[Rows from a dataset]
··········

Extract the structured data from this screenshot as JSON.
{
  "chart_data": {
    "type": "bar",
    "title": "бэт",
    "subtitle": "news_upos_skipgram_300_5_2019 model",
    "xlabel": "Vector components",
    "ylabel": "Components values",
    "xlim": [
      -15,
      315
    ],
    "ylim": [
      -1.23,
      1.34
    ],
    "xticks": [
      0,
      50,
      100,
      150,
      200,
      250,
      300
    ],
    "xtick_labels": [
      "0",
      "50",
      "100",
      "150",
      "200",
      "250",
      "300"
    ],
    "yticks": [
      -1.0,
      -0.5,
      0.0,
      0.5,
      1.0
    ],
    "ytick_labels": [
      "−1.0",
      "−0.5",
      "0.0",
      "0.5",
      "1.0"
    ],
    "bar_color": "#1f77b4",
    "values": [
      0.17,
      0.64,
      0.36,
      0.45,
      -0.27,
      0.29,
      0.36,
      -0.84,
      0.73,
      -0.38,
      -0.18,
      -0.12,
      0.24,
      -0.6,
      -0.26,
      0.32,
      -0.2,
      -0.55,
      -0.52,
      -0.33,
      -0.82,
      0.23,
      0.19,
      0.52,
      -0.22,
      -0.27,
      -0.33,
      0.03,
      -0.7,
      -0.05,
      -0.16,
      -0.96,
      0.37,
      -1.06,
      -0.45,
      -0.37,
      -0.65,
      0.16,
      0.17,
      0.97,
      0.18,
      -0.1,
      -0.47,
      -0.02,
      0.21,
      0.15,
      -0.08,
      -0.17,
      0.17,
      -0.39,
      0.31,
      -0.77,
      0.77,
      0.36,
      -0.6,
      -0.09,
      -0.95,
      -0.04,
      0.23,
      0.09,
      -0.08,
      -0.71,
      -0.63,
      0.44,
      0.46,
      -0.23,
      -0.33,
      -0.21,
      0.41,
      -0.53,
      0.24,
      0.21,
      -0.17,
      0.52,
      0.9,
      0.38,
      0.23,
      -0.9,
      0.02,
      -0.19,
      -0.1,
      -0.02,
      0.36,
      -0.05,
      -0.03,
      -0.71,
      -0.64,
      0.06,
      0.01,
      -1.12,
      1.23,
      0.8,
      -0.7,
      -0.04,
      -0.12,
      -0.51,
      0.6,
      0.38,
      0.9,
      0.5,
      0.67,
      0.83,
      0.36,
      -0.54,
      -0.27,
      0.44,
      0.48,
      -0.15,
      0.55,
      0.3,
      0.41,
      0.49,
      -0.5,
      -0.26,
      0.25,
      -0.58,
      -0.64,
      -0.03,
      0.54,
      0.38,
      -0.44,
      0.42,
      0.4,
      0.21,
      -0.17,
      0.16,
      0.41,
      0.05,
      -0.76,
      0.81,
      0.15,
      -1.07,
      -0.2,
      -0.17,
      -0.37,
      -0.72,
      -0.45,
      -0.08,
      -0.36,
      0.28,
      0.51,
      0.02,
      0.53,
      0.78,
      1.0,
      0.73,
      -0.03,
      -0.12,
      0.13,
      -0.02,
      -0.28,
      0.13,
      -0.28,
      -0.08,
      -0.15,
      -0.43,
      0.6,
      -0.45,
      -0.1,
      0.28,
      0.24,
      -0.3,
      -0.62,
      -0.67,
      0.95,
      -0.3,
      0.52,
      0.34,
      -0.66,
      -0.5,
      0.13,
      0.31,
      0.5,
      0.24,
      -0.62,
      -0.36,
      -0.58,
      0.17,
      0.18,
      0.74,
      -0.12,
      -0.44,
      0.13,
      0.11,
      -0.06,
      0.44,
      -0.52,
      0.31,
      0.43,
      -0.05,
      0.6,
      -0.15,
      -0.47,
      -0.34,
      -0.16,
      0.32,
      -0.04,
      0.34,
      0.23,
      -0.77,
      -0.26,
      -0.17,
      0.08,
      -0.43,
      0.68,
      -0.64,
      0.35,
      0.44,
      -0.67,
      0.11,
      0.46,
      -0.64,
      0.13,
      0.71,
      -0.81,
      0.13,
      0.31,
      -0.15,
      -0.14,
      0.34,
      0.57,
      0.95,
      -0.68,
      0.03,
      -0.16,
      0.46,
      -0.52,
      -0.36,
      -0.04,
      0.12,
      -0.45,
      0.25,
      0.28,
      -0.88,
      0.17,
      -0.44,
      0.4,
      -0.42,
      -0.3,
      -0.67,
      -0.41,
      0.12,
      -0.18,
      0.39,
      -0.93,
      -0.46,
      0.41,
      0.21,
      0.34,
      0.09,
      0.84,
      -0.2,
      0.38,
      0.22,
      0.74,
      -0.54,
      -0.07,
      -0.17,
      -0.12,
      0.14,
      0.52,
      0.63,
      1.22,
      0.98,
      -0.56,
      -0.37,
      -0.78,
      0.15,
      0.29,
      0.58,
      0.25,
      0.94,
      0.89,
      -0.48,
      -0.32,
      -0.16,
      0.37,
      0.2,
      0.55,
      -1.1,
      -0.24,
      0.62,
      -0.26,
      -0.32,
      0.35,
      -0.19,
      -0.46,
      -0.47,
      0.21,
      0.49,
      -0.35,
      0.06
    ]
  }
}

··········

Please return the data above exactly as given.

> _FINAL RESULT_:
Extract the structured data from this screenshot as JSON.
{
  "chart_data": {
    "type": "bar",
    "title": "бэт",
    "subtitle": "news_upos_skipgram_300_5_2019 model",
    "xlabel": "Vector components",
    "ylabel": "Components values",
    "xlim": [
      -15,
      315
    ],
    "ylim": [
      -1.23,
      1.34
    ],
    "xticks": [
      0,
      50,
      100,
      150,
      200,
      250,
      300
    ],
    "xtick_labels": [
      "0",
      "50",
      "100",
      "150",
      "200",
      "250",
      "300"
    ],
    "yticks": [
      -1.0,
      -0.5,
      0.0,
      0.5,
      1.0
    ],
    "ytick_labels": [
      "−1.0",
      "−0.5",
      "0.0",
      "0.5",
      "1.0"
    ],
    "bar_color": "#1f77b4",
    "values": [
      0.17,
      0.64,
      0.36,
      0.45,
      -0.27,
      0.29,
      0.36,
      -0.84,
      0.73,
      -0.38,
      -0.18,
      -0.12,
      0.24,
      -0.6,
      -0.26,
      0.32,
      -0.2,
      -0.55,
      -0.52,
      -0.33,
      -0.82,
      0.23,
      0.19,
      0.52,
      -0.22,
      -0.27,
      -0.33,
      0.03,
      -0.7,
      -0.05,
      -0.16,
      -0.96,
      0.37,
      -1.06,
      -0.45,
      -0.37,
      -0.65,
      0.16,
      0.17,
      0.97,
      0.18,
      -0.1,
      -0.47,
      -0.02,
      0.21,
      0.15,
      -0.08,
      -0.17,
      0.17,
      -0.39,
      0.31,
      -0.77,
      0.77,
      0.36,
      -0.6,
      -0.09,
      -0.95,
      -0.04,
      0.23,
      0.09,
      -0.08,
      -0.71,
      -0.63,
      0.44,
      0.46,
      -0.23,
      -0.33,
      -0.21,
      0.41,
      -0.53,
      0.24,
      0.21,
      -0.17,
      0.52,
      0.9,
      0.38,
      0.23,
      -0.9,
      0.02,
      -0.19,
      -0.1,
      -0.02,
      0.36,
      -0.05,
      -0.03,
      -0.71,
      -0.64,
      0.06,
      0.01,
      -1.12,
      1.23,
      0.8,
      -0.7,
      -0.04,
      -0.12,
      -0.51,
      0.6,
      0.38,
      0.9,
      0.5,
      0.67,
      0.83,
      0.36,
      -0.54,
      -0.27,
      0.44,
      0.48,
      -0.15,
      0.55,
      0.3,
      0.41,
      0.49,
      -0.5,
      -0.26,
      0.25,
      -0.58,
      -0.64,
      -0.03,
      0.54,
      0.38,
      -0.44,
      0.42,
      0.4,
      0.21,
      -0.17,
      0.16,
      0.41,
      0.05,
      -0.76,
      0.81,
      0.15,
      -1.07,
      -0.2,
      -0.17,
      -0.37,
      -0.72,
      -0.45,
      -0.08,
      -0.36,
      0.28,
      0.51,
      0.02,
      0.53,
      0.78,
      1.0,
      0.73,
      -0.03,
      -0.12,
      0.13,
      -0.02,
      -0.28,
      0.13,
      -0.28,
      -0.08,
      -0.15,
      -0.43,
      0.6,
      -0.45,
      -0.1,
      0.28,
      0.24,
      -0.3,
      -0.62,
      -0.67,
      0.95,
      -0.3,
      0.52,
      0.34,
      -0.66,
      -0.5,
      0.13,
      0.31,
      0.5,
      0.24,
      -0.62,
      -0.36,
      -0.58,
      0.17,
      0.18,
      0.74,
      -0.12,
      -0.44,
      0.13,
      0.11,
      -0.06,
      0.44,
      -0.52,
      0.31,
      0.43,
      -0.05,
      0.6,
      -0.15,
      -0.47,
      -0.34,
      -0.16,
      0.32,
      -0.04,
      0.34,
      0.23,
      -0.77,
      -0.26,
      -0.17,
      0.08,
      -0.43,
      0.68,
      -0.64,
      0.35,
      0.44,
      -0.67,
      0.11,
      0.46,
      -0.64,
      0.13,
      0.71,
      -0.81,
      0.13,
      0.31,
      -0.15,
      -0.14,
      0.34,
      0.57,
      0.95,
      -0.68,
      0.03,
      -0.16,
      0.46,
      -0.52,
      -0.36,
      -0.04,
      0.12,
      -0.45,
      0.25,
      0.28,
      -0.88,
      0.17,
      -0.44,
      0.4,
      -0.42,
      -0.3,
      -0.67,
      -0.41,
      0.12,
      -0.18,
      0.39,
      -0.93,
      -0.46,
      0.41,
      0.21,
      0.34,
      0.09,
      0.84,
      -0.2,
      0.38,
      0.22,
      0.74,
      -0.54,
      -0.07,
      -0.17,
      -0.12,
      0.14,
      0.52,
      0.63,
      1.22,
      0.98,
      -0.56,
      -0.37,
      -0.78,
      0.15,
      0.29,
      0.58,
      0.25,
      0.94,
      0.89,
      -0.48,
      -0.32,
      -0.16,
      0.37,
      0.2,
      0.55,
      -1.1,
      -0.24,
      0.62,
      -0.26,
      -0.32,
      0.35,
      -0.19,
      -0.46,
      -0.47,
      0.21,
      0.49,
      -0.35,
      0.06
    ]
  }
}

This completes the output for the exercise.